> Exercise
Your task is to return the span of lines beginning at the one with "OCR this image." and ending at the last line of the data, exactly as it stands.
Begin
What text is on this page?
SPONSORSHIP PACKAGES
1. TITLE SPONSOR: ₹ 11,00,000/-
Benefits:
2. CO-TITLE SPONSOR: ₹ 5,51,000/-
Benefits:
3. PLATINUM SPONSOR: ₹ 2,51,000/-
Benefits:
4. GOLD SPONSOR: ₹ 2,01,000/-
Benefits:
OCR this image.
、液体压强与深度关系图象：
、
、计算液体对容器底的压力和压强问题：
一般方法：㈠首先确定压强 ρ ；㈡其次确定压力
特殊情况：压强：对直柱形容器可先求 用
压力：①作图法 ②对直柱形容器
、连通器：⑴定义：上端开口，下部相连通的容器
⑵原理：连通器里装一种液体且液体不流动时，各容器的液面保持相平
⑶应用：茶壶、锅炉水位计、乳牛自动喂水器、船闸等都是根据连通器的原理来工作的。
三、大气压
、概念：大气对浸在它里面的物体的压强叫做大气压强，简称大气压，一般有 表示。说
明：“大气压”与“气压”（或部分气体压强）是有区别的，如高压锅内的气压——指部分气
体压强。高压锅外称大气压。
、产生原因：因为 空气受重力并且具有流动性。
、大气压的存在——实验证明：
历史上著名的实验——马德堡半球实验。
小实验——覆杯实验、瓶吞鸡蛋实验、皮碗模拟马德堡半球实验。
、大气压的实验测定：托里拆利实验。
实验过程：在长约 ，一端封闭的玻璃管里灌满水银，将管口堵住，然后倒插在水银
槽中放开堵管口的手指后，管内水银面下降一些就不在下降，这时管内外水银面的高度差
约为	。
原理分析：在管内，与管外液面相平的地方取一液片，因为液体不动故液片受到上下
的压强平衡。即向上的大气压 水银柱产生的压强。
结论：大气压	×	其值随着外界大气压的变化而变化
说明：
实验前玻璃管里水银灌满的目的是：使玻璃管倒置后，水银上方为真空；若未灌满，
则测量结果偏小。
End
> Task output
OCR this image.
、液体压强与深度关系图象：
、
、计算液体对容器底的压力和压强问题：
一般方法：㈠首先确定压强 ρ ；㈡其次确定压力
特殊情况：压强：对直柱形容器可先求 用
压力：①作图法 ②对直柱形容器
、连通器：⑴定义：上端开口，下部相连通的容器
⑵原理：连通器里装一种液体且液体不流动时，各容器的液面保持相平
⑶应用：茶壶、锅炉水位计、乳牛自动喂水器、船闸等都是根据连通器的原理来工作的。
三、大气压
、概念：大气对浸在它里面的物体的压强叫做大气压强，简称大气压，一般有 表示。说
明：“大气压”与“气压”（或部分气体压强）是有区别的，如高压锅内的气压——指部分气
体压强。高压锅外称大气压。
、产生原因：因为 空气受重力并且具有流动性。
、大气压的存在——实验证明：
历史上著名的实验——马德堡半球实验。
小实验——覆杯实验、瓶吞鸡蛋实验、皮碗模拟马德堡半球实验。
、大气压的实验测定：托里拆利实验。
实验过程：在长约 ，一端封闭的玻璃管里灌满水银，将管口堵住，然后倒插在水银
槽中放开堵管口的手指后，管内水银面下降一些就不在下降，这时管内外水银面的高度差
约为	。
原理分析：在管内，与管外液面相平的地方取一液片，因为液体不动故液片受到上下
的压强平衡。即向上的大气压 水银柱产生的压强。
结论：大气压	×	其值随着外界大气压的变化而变化
说明：
实验前玻璃管里水银灌满的目的是：使玻璃管倒置后，水银上方为真空；若未灌满，
则测量结果偏小。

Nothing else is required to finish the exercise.